Given exercise → Copy out each line exactly; pictures stay out of the copy.

Records to use →

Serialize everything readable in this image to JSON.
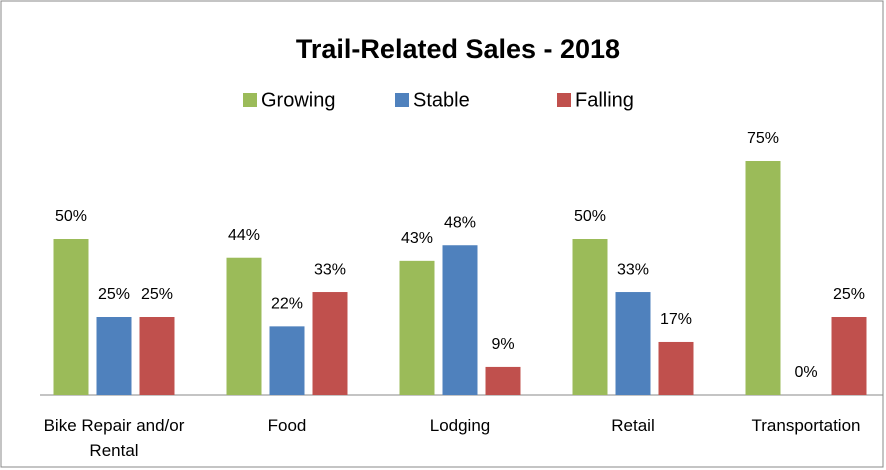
{
  "chart_data": {
    "type": "bar",
    "title": "Trail-Related Sales - 2018",
    "categories": [
      "Bike Repair and/or Rental",
      "Food",
      "Lodging",
      "Retail",
      "Transportation"
    ],
    "series": [
      {
        "name": "Growing",
        "color": "#9bbb59",
        "values": [
          50,
          44,
          43,
          50,
          75
        ],
        "value_labels": [
          "50%",
          "44%",
          "43%",
          "50%",
          "75%"
        ]
      },
      {
        "name": "Stable",
        "color": "#4f81bd",
        "values": [
          25,
          22,
          48,
          33,
          0
        ],
        "value_labels": [
          "25%",
          "22%",
          "48%",
          "33%",
          "0%"
        ]
      },
      {
        "name": "Falling",
        "color": "#c0504d",
        "values": [
          25,
          33,
          9,
          17,
          25
        ],
        "value_labels": [
          "25%",
          "33%",
          "9%",
          "17%",
          "25%"
        ]
      }
    ],
    "legend": "top"
  }
}
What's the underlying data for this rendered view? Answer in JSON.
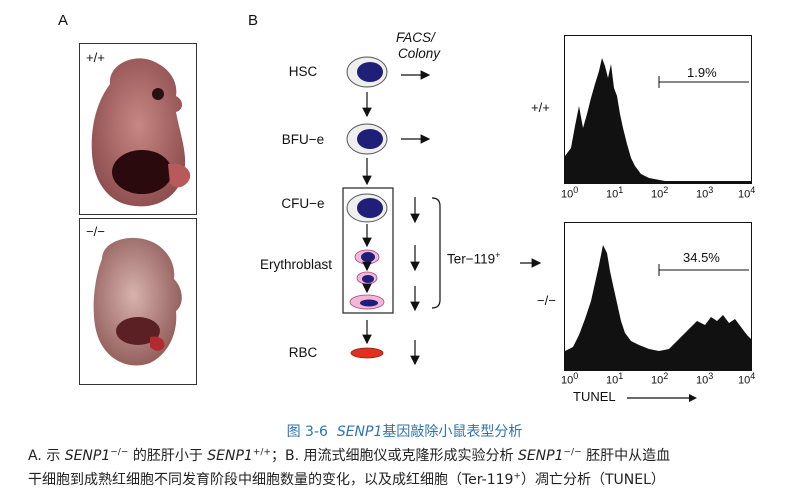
{
  "panel_a": {
    "label": "A",
    "top_genotype": "+/+",
    "bottom_genotype": "−/−"
  },
  "panel_b": {
    "label": "B",
    "facs_label_line1": "FACS/",
    "facs_label_line2": "Colony",
    "stages": [
      "HSC",
      "BFU−e",
      "CFU−e",
      "Erythroblast",
      "RBC"
    ],
    "ter_label": "Ter−119",
    "ter_sup": "+",
    "histograms": [
      {
        "genotype": "+/+",
        "percent": "1.9%"
      },
      {
        "genotype": "−/−",
        "percent": "34.5%"
      }
    ],
    "x_ticks": [
      "10",
      "10",
      "10",
      "10",
      "10"
    ],
    "x_tick_exponents": [
      "0",
      "1",
      "2",
      "3",
      "4"
    ],
    "x_axis_label": "TUNEL"
  },
  "caption": {
    "title_prefix": "图 3-6",
    "title_gene": "SENP1",
    "title_rest": "基因敲除小鼠表型分析",
    "line1_a": "A. 示",
    "line1_gene1": "SENP1",
    "line1_sup1": "−/−",
    "line1_b": "的胚肝小于",
    "line1_gene2": "SENP1",
    "line1_sup2": "+/+",
    "line1_c": "；B. 用流式细胞仪或克隆形成实验分析",
    "line1_gene3": "SENP1",
    "line1_sup3": "−/−",
    "line1_d": "胚肝中从造血",
    "line2_a": "干细胞到成熟红细胞不同发育阶段中细胞数量的变化，以及成红细胞（Ter-119",
    "line2_sup": "+",
    "line2_b": "）凋亡分析（TUNEL）"
  },
  "colors": {
    "caption_title": "#2b73b8",
    "nucleus": "#1f1f7a",
    "erythroblast": "#f4b6d8",
    "rbc": "#e0311f"
  }
}
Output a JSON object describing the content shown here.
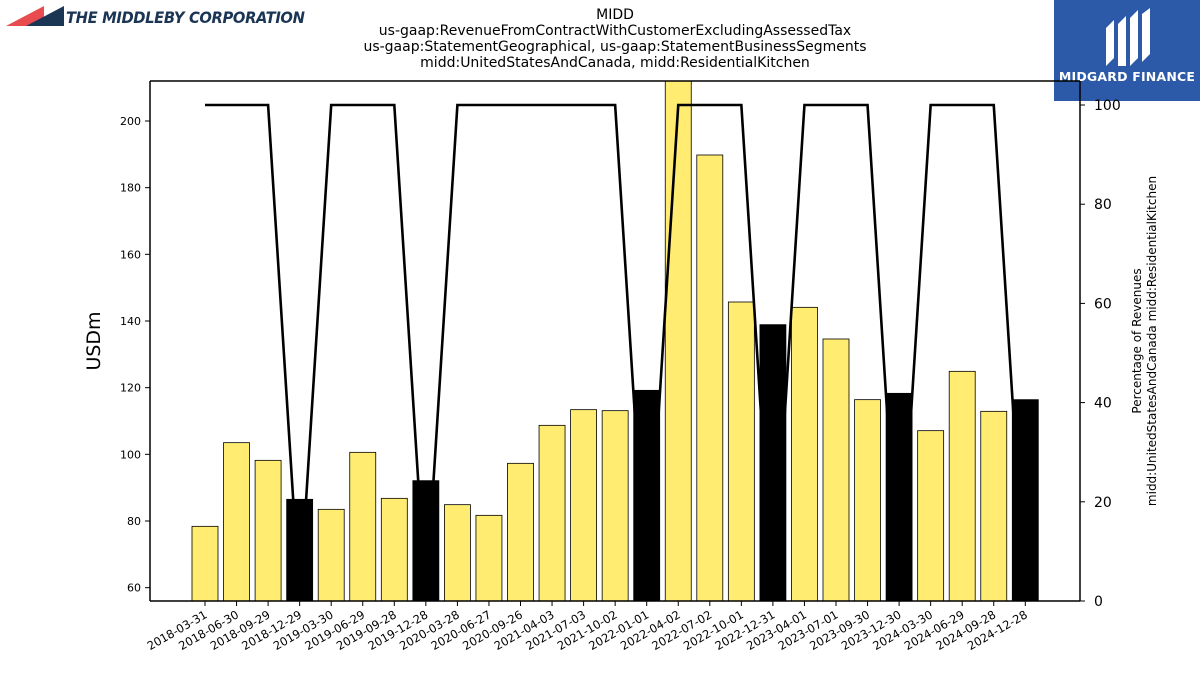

Completed task →
Serialize everything readable in this image to JSON.
{
  "chart_data": {
    "type": "bar",
    "title": "Trail-Related Sales - 2018",
    "categories": [
      "Bike Repair and/or Rental",
      "Food",
      "Lodging",
      "Retail",
      "Transportation"
    ],
    "series": [
      {
        "name": "Growing",
        "color": "#9bbb59",
        "values": [
          50,
          44,
          43,
          50,
          75
        ],
        "value_labels": [
          "50%",
          "44%",
          "43%",
          "50%",
          "75%"
        ]
      },
      {
        "name": "Stable",
        "color": "#4f81bd",
        "values": [
          25,
          22,
          48,
          33,
          0
        ],
        "value_labels": [
          "25%",
          "22%",
          "48%",
          "33%",
          "0%"
        ]
      },
      {
        "name": "Falling",
        "color": "#c0504d",
        "values": [
          25,
          33,
          9,
          17,
          25
        ],
        "value_labels": [
          "25%",
          "33%",
          "9%",
          "17%",
          "25%"
        ]
      }
    ],
    "legend": "top"
  }
}
What's the underlying data for this rendered view? Answer in JSON.
{
  "panel_a": {
    "label": "A",
    "top_genotype": "+/+",
    "bottom_genotype": "−/−"
  },
  "panel_b": {
    "label": "B",
    "facs_label_line1": "FACS/",
    "facs_label_line2": "Colony",
    "stages": [
      "HSC",
      "BFU−e",
      "CFU−e",
      "Erythroblast",
      "RBC"
    ],
    "ter_label": "Ter−119",
    "ter_sup": "+",
    "histograms": [
      {
        "genotype": "+/+",
        "percent": "1.9%"
      },
      {
        "genotype": "−/−",
        "percent": "34.5%"
      }
    ],
    "x_ticks": [
      "10",
      "10",
      "10",
      "10",
      "10"
    ],
    "x_tick_exponents": [
      "0",
      "1",
      "2",
      "3",
      "4"
    ],
    "x_axis_label": "TUNEL"
  },
  "caption": {
    "title_prefix": "图 3-6",
    "title_gene": "SENP1",
    "title_rest": "基因敲除小鼠表型分析",
    "line1_a": "A. 示",
    "line1_gene1": "SENP1",
    "line1_sup1": "−/−",
    "line1_b": "的胚肝小于",
    "line1_gene2": "SENP1",
    "line1_sup2": "+/+",
    "line1_c": "；B. 用流式细胞仪或克隆形成实验分析",
    "line1_gene3": "SENP1",
    "line1_sup3": "−/−",
    "line1_d": "胚肝中从造血",
    "line2_a": "干细胞到成熟红细胞不同发育阶段中细胞数量的变化，以及成红细胞（Ter-119",
    "line2_sup": "+",
    "line2_b": "）凋亡分析（TUNEL）"
  },
  "colors": {
    "caption_title": "#2b73b8",
    "nucleus": "#1f1f7a",
    "erythroblast": "#f4b6d8",
    "rbc": "#e0311f"
  }
}
Output a JSON object describing the content shown here.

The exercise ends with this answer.